Dataset entries:
• • • • • • •

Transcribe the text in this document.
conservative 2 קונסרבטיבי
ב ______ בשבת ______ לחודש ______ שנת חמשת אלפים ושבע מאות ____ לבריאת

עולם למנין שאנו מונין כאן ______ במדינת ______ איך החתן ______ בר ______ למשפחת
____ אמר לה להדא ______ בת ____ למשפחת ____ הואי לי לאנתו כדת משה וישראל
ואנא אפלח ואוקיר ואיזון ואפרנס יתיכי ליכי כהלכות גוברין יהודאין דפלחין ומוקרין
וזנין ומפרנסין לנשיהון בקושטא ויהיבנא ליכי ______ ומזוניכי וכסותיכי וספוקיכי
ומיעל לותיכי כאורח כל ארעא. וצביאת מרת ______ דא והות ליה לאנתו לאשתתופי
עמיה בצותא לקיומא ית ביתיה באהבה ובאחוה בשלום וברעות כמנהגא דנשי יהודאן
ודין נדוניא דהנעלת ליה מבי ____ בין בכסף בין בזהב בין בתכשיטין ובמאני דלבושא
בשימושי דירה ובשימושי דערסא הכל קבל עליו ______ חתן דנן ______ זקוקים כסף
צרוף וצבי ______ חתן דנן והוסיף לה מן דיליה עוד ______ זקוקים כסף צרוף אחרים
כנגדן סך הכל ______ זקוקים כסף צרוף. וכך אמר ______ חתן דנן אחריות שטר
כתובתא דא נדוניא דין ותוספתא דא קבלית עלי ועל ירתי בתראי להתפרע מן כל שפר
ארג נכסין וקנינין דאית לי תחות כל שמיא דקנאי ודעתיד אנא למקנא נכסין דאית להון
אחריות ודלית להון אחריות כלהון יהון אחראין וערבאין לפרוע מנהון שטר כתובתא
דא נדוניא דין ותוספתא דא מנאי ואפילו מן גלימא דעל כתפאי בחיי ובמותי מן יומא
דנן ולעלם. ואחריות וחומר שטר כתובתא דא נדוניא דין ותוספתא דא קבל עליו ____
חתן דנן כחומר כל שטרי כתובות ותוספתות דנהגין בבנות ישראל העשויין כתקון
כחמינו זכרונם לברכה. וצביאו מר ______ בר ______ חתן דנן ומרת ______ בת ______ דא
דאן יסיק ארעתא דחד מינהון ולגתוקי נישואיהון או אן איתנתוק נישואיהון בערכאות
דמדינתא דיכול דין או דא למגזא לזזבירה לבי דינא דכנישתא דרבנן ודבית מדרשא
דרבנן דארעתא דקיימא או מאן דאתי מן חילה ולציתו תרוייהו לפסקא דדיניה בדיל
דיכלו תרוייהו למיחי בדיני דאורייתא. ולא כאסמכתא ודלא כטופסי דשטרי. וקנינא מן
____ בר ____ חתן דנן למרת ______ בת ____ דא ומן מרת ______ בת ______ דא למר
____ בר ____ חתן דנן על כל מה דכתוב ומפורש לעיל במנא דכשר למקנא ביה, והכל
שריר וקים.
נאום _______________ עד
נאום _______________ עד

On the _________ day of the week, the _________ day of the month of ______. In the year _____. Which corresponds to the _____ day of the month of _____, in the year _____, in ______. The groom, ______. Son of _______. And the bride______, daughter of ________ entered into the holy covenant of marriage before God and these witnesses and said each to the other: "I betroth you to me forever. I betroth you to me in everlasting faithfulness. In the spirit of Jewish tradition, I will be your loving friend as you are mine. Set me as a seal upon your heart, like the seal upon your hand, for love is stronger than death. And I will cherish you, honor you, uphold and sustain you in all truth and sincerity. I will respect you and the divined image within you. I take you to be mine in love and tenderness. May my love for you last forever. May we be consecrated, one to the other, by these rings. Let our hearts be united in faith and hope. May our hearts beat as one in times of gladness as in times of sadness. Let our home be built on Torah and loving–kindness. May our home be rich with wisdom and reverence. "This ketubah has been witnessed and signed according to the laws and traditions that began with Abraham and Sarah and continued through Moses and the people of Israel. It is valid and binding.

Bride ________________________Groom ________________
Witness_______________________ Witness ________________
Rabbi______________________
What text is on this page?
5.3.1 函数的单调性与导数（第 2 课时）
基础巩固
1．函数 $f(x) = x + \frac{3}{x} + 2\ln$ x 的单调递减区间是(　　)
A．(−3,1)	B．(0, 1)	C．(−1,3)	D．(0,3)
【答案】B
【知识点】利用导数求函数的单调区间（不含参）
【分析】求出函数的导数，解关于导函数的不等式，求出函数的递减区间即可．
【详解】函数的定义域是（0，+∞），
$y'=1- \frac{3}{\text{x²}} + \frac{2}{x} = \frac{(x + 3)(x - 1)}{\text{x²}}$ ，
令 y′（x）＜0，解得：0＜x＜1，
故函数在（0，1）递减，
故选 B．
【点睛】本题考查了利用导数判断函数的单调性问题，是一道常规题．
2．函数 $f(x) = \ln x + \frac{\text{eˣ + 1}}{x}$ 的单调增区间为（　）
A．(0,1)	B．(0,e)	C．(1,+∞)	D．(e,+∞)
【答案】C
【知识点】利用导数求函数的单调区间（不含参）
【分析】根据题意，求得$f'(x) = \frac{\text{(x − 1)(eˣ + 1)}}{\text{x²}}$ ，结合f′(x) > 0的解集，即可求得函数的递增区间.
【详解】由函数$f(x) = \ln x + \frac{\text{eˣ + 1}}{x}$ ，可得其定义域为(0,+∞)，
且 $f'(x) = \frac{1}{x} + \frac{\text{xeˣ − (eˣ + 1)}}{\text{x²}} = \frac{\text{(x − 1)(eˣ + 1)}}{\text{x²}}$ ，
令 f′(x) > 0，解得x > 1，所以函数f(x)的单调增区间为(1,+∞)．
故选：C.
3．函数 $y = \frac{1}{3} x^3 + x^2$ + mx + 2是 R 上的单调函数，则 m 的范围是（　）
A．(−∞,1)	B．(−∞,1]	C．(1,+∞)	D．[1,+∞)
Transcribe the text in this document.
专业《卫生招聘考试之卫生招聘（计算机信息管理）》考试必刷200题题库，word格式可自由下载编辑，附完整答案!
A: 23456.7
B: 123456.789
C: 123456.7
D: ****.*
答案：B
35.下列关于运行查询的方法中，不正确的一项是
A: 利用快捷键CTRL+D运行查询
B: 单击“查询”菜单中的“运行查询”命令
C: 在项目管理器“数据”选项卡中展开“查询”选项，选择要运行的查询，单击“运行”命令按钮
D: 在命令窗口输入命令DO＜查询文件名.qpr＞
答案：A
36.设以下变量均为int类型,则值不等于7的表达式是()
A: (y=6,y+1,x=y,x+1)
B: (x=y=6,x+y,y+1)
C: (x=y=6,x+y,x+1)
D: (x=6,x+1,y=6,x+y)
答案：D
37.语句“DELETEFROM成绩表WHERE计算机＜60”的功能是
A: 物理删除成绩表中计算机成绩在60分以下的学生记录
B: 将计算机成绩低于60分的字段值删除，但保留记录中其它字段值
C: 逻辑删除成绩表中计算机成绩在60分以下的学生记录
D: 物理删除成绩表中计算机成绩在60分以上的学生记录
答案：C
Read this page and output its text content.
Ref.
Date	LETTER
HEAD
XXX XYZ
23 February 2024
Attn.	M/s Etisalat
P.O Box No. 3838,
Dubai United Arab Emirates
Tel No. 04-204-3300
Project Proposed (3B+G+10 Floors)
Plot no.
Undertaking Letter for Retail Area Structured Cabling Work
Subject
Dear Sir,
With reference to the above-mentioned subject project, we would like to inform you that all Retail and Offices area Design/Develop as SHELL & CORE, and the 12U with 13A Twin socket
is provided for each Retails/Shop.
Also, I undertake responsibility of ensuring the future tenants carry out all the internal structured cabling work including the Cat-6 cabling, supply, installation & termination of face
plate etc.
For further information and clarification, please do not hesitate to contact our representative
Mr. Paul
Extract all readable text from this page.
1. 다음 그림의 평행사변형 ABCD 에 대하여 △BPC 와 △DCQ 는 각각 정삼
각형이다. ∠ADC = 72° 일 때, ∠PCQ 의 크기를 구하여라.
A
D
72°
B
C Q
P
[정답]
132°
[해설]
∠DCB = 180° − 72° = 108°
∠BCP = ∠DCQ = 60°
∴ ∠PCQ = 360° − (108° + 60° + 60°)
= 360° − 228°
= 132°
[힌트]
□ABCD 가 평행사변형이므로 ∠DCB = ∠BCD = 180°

• • • • • • •

- [SHORT TASK] Repeat the line containing "Extract all readable text from this page." and all subsequent lines through the final line of the data, exactly and with no others.

- [EXERCISE RESPONSE]
Extract all readable text from this page.
1. 다음 그림의 평행사변형 ABCD 에 대하여 △BPC 와 △DCQ 는 각각 정삼
각형이다. ∠ADC = 72° 일 때, ∠PCQ 의 크기를 구하여라.
A
D
72°
B
C Q
P
[정답]
132°
[해설]
∠DCB = 180° − 72° = 108°
∠BCP = ∠DCQ = 60°
∴ ∠PCQ = 360° − (108° + 60° + 60°)
= 360° − 228°
= 132°
[힌트]
□ABCD 가 평행사변형이므로 ∠DCB = ∠BCD = 180°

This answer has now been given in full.